Give every line of the data again, unchanged, but with no pictures.

Collected data entries:
# # # # # # #

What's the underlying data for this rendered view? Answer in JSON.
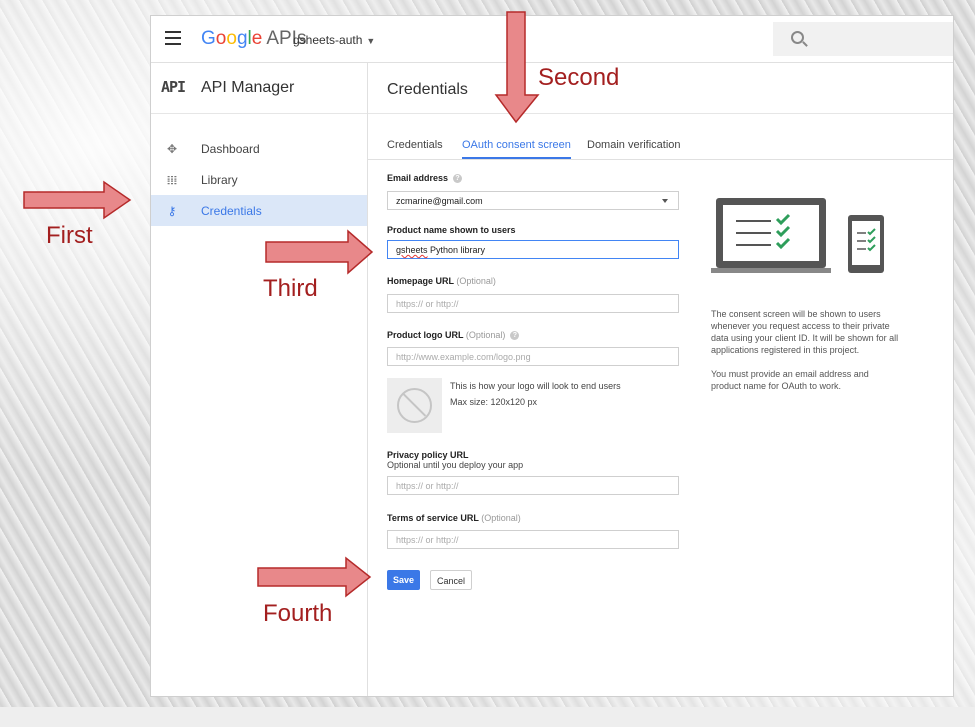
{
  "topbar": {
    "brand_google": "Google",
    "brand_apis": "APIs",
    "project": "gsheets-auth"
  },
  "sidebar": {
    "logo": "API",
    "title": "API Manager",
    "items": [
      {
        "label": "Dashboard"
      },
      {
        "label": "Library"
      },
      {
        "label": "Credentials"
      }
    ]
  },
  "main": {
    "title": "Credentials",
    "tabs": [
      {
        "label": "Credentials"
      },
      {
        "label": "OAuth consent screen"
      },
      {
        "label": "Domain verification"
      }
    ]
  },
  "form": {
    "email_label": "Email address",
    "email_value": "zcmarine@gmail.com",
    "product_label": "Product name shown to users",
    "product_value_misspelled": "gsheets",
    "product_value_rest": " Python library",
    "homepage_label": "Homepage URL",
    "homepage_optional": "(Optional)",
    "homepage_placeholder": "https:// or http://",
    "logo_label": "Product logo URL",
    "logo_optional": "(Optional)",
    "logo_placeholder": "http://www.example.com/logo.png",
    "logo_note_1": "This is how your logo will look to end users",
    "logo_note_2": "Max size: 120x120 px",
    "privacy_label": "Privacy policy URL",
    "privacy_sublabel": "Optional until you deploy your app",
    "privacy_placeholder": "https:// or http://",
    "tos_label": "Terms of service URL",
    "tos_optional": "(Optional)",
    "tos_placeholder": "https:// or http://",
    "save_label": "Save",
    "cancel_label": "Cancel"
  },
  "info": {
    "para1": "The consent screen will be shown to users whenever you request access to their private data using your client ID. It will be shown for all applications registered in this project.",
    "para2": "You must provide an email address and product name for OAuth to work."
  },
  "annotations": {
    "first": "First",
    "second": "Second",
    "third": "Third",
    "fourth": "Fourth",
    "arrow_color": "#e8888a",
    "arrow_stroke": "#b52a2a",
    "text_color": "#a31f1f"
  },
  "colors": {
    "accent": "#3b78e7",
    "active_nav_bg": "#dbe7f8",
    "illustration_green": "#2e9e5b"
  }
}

# # # # # # #

**Expected output:**
What's the underlying data for this rendered view? Answer in JSON.
{
  "topbar": {
    "brand_google": "Google",
    "brand_apis": "APIs",
    "project": "gsheets-auth"
  },
  "sidebar": {
    "logo": "API",
    "title": "API Manager",
    "items": [
      {
        "label": "Dashboard"
      },
      {
        "label": "Library"
      },
      {
        "label": "Credentials"
      }
    ]
  },
  "main": {
    "title": "Credentials",
    "tabs": [
      {
        "label": "Credentials"
      },
      {
        "label": "OAuth consent screen"
      },
      {
        "label": "Domain verification"
      }
    ]
  },
  "form": {
    "email_label": "Email address",
    "email_value": "zcmarine@gmail.com",
    "product_label": "Product name shown to users",
    "product_value_misspelled": "gsheets",
    "product_value_rest": " Python library",
    "homepage_label": "Homepage URL",
    "homepage_optional": "(Optional)",
    "homepage_placeholder": "https:// or http://",
    "logo_label": "Product logo URL",
    "logo_optional": "(Optional)",
    "logo_placeholder": "http://www.example.com/logo.png",
    "logo_note_1": "This is how your logo will look to end users",
    "logo_note_2": "Max size: 120x120 px",
    "privacy_label": "Privacy policy URL",
    "privacy_sublabel": "Optional until you deploy your app",
    "privacy_placeholder": "https:// or http://",
    "tos_label": "Terms of service URL",
    "tos_optional": "(Optional)",
    "tos_placeholder": "https:// or http://",
    "save_label": "Save",
    "cancel_label": "Cancel"
  },
  "info": {
    "para1": "The consent screen will be shown to users whenever you request access to their private data using your client ID. It will be shown for all applications registered in this project.",
    "para2": "You must provide an email address and product name for OAuth to work."
  },
  "annotations": {
    "first": "First",
    "second": "Second",
    "third": "Third",
    "fourth": "Fourth",
    "arrow_color": "#e8888a",
    "arrow_stroke": "#b52a2a",
    "text_color": "#a31f1f"
  },
  "colors": {
    "accent": "#3b78e7",
    "active_nav_bg": "#dbe7f8",
    "illustration_green": "#2e9e5b"
  }
}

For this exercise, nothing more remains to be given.